= AIM OF THE EXERCISE =
Report how many lines hold the word "selected"; give nothing but the number.

= DATA SHOWN =

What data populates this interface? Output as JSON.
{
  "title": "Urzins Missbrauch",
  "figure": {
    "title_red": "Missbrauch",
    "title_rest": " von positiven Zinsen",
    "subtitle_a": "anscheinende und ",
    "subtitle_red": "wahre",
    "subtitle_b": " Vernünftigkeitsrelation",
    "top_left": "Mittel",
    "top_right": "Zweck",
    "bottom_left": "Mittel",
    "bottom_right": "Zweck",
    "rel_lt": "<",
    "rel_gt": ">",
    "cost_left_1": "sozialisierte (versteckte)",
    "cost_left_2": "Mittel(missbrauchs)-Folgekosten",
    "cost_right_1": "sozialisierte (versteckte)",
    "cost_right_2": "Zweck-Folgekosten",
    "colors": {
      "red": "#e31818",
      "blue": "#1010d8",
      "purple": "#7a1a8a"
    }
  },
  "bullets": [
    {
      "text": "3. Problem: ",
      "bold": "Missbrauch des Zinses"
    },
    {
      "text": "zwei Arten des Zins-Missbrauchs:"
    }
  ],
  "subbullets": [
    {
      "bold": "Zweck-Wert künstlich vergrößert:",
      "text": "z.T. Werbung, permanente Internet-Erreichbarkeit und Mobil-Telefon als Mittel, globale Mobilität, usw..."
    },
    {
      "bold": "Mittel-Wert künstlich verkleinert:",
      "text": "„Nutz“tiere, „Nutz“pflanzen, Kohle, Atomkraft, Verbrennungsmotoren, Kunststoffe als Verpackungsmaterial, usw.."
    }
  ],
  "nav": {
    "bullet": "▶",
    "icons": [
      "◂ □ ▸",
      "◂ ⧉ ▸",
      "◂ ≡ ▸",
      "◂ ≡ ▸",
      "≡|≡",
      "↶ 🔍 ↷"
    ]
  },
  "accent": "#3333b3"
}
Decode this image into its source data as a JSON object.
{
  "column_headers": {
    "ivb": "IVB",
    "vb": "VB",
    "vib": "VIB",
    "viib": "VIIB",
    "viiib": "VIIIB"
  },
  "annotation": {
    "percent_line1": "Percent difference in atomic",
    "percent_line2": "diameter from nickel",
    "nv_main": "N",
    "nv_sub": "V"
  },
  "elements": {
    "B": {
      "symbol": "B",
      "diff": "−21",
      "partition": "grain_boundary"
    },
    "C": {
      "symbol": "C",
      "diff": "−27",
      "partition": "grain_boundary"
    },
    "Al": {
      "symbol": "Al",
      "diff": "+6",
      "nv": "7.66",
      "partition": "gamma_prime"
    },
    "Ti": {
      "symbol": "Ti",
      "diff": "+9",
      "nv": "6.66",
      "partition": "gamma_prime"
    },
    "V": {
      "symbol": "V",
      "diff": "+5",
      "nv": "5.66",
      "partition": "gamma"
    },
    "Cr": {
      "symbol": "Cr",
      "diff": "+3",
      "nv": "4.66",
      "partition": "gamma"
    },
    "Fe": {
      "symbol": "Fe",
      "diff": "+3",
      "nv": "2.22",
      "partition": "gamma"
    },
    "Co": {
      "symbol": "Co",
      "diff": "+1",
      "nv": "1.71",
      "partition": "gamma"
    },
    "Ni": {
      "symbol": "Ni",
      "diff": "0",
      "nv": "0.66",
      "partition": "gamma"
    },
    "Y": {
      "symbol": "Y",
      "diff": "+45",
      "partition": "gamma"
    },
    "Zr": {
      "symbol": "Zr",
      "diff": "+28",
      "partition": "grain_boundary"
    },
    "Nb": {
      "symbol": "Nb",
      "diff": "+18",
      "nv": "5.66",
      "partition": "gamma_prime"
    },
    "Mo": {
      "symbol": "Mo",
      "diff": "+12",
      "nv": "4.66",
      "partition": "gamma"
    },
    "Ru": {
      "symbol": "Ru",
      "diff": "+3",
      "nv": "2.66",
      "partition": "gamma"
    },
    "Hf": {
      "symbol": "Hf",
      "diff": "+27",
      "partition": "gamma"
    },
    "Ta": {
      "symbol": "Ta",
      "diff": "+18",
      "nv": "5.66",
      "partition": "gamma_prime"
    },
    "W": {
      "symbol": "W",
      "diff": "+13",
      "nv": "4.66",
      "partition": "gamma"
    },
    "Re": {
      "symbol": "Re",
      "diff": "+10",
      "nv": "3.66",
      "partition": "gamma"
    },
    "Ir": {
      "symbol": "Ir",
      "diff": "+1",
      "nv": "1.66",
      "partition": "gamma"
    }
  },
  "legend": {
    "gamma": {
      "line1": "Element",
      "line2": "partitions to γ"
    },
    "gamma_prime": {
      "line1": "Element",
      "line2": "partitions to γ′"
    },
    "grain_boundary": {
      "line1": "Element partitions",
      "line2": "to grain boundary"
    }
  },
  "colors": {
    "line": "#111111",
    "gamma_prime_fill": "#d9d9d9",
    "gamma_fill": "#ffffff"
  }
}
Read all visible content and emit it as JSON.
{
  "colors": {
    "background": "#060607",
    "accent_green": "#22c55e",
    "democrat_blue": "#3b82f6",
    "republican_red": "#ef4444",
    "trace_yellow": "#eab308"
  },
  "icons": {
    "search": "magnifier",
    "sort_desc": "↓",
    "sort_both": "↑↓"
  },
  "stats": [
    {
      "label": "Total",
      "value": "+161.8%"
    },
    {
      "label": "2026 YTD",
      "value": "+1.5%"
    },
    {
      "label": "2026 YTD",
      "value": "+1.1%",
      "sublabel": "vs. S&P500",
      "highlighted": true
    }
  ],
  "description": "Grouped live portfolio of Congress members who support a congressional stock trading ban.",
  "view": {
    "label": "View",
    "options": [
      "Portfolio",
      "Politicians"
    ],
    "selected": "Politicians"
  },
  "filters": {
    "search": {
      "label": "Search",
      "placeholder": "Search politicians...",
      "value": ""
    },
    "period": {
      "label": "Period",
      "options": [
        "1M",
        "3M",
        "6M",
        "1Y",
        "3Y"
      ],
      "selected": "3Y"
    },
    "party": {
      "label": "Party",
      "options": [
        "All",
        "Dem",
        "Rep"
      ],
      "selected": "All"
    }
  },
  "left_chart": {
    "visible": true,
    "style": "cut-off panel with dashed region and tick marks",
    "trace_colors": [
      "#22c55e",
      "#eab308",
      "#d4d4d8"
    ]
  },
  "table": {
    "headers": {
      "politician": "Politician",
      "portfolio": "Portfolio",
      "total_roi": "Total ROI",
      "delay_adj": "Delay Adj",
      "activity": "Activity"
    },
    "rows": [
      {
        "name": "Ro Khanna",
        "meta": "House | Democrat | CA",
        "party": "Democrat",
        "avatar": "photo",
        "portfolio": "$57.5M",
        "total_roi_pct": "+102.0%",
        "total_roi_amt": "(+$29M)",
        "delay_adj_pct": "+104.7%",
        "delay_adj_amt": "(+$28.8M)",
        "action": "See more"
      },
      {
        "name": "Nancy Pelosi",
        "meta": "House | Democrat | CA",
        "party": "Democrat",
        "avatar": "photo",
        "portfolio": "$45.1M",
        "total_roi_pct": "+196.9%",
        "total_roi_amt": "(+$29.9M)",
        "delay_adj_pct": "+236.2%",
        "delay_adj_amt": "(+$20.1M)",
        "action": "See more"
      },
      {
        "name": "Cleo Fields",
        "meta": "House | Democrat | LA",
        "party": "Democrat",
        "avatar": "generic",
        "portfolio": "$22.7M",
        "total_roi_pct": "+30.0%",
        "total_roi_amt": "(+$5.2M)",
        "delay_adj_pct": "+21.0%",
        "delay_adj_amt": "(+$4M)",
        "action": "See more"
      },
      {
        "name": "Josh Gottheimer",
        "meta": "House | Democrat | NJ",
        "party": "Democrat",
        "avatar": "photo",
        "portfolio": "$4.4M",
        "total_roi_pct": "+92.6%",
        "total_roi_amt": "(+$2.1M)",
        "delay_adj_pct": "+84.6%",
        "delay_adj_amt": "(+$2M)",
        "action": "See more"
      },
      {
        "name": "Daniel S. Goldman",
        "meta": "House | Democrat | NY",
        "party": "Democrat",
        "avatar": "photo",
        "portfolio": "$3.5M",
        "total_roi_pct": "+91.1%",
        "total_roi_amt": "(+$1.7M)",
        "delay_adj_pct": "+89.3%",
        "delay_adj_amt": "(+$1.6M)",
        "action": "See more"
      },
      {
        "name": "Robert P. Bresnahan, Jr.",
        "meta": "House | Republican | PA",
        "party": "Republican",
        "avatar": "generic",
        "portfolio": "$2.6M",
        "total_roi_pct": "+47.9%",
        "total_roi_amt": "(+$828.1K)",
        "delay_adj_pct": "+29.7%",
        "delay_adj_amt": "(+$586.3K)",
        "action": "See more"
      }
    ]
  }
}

= FINISHED ANSWER =
3